> [ENTRIES PROVIDED]

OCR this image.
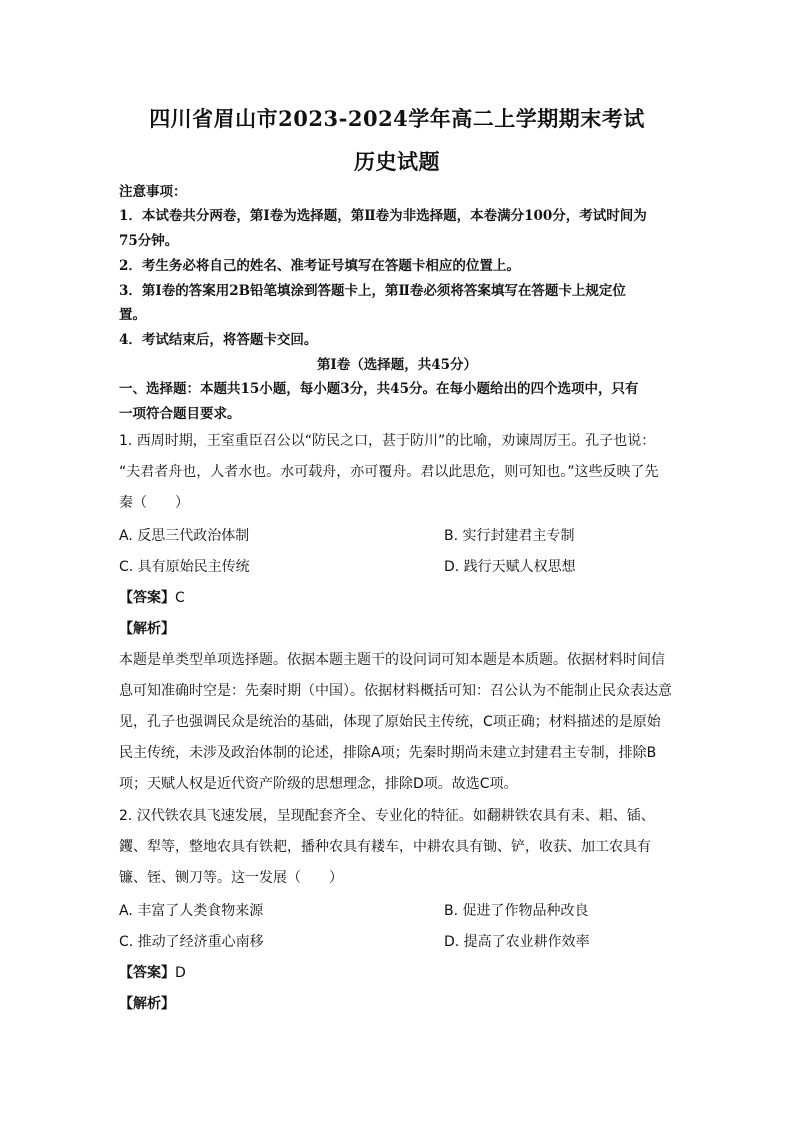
四川省眉山市2023-2024学年高二上学期期末考试
历史试题
注意事项：
1．本试卷共分两卷，第Ⅰ卷为选择题，第Ⅱ卷为非选择题，本卷满分100分，考试时间为
75分钟。
2．考生务必将自己的姓名、准考证号填写在答题卡相应的位置上。
3．第Ⅰ卷的答案用2B铅笔填涂到答题卡上，第Ⅱ卷必须将答案填写在答题卡上规定位
置。
4．考试结束后，将答题卡交回。
第Ⅰ卷（选择题，共45分）
一、选择题：本题共15小题，每小题3分，共45分。在每小题给出的四个选项中，只有
一项符合题目要求。
1. 西周时期，王室重臣召公以“防民之口，甚于防川”的比喻，劝谏周厉王。孔子也说：
“夫君者舟也，人者水也。水可载舟，亦可覆舟。君以此思危，则可知也。”这些反映了先
秦（　　）
A. 反思三代政治体制	B. 实行封建君主专制
C. 具有原始民主传统	D. 践行天赋人权思想
【答案】C
【解析】
本题是单类型单项选择题。依据本题主题干的设问词可知本题是本质题。依据材料时间信
息可知准确时空是：先秦时期（中国）。依据材料概括可知：召公认为不能制止民众表达意
见，孔子也强调民众是统治的基础，体现了原始民主传统，C项正确；材料描述的是原始
民主传统，未涉及政治体制的论述，排除A项；先秦时期尚未建立封建君主专制，排除B
项；天赋人权是近代资产阶级的思想理念，排除D项。故选C项。
2. 汉代铁农具飞速发展，呈现配套齐全、专业化的特征。如翻耕铁农具有耒、耜、锸、
钁、犁等，整地农具有铁耙，播种农具有耧车，中耕农具有锄、铲，收获、加工农具有
镰、铚、铡刀等。这一发展（　　）
A. 丰富了人类食物来源	B. 促进了作物品种改良
C. 推动了经济重心南移	D. 提高了农业耕作效率
【答案】D
【解析】
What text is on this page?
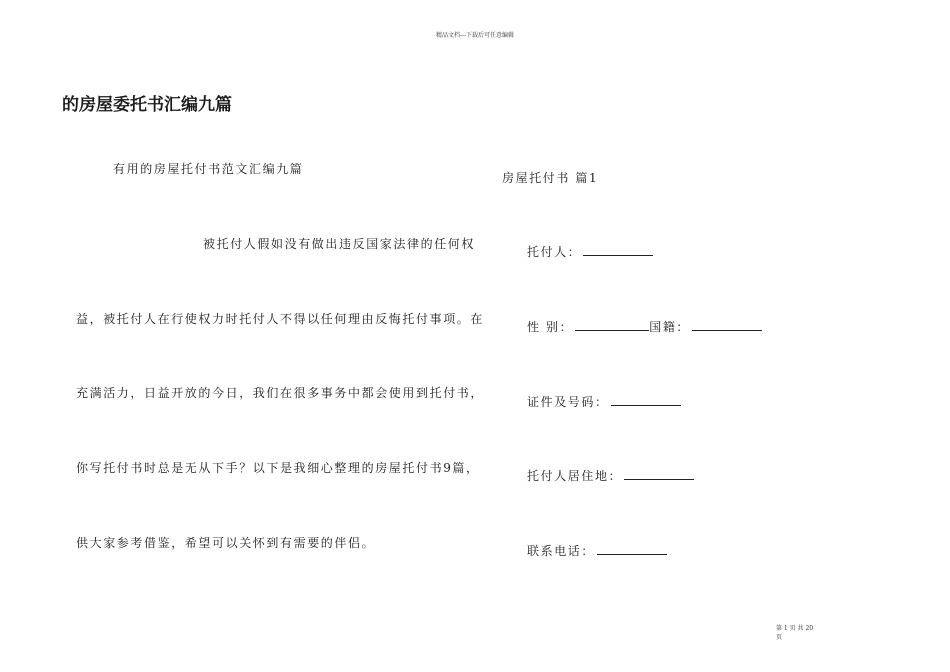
精品文档---下载后可任意编辑
的房屋委托书汇编九篇
有用的房屋托付书范文汇编九篇
被托付人假如没有做出违反国家法律的任何权
益，被托付人在行使权力时托付人不得以任何理由反悔托付事项。在
充满活力，日益开放的今日，我们在很多事务中都会使用到托付书，
你写托付书时总是无从下手？以下是我细心整理的房屋托付书9篇，
供大家参考借鉴，希望可以关怀到有需要的伴侣。
房屋托付书 篇1
托付人：
性 别：	国籍：
证件及号码：
托付人居住地：
联系电话：
第 1 页 共 20
页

> [EXERCISE AIM] Extract each line from the listing that holds the word "this".

> [WRITTEN REPLY]
OCR this image.
What text is on this page?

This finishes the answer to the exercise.